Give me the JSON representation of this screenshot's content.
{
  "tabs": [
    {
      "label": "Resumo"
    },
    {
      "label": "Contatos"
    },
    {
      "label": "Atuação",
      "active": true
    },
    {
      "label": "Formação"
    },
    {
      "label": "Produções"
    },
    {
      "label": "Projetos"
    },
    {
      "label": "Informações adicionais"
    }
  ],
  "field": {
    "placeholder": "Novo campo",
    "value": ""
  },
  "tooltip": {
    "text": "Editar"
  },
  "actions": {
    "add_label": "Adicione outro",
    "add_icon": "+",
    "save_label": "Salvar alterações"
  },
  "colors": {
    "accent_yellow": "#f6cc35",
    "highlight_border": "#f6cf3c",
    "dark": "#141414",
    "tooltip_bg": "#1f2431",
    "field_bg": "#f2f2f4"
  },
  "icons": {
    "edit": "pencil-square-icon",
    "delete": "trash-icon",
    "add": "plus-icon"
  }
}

* _AIM_
Extract every record and return it verbatim.

* _OUTPUT OF THE TASK_
Give me the JSON representation of this screenshot's content.
{
  "tabs": [
    {
      "label": "Resumo"
    },
    {
      "label": "Contatos"
    },
    {
      "label": "Atuação",
      "active": true
    },
    {
      "label": "Formação"
    },
    {
      "label": "Produções"
    },
    {
      "label": "Projetos"
    },
    {
      "label": "Informações adicionais"
    }
  ],
  "field": {
    "placeholder": "Novo campo",
    "value": ""
  },
  "tooltip": {
    "text": "Editar"
  },
  "actions": {
    "add_label": "Adicione outro",
    "add_icon": "+",
    "save_label": "Salvar alterações"
  },
  "colors": {
    "accent_yellow": "#f6cc35",
    "highlight_border": "#f6cf3c",
    "dark": "#141414",
    "tooltip_bg": "#1f2431",
    "field_bg": "#f2f2f4"
  },
  "icons": {
    "edit": "pencil-square-icon",
    "delete": "trash-icon",
    "add": "plus-icon"
  }
}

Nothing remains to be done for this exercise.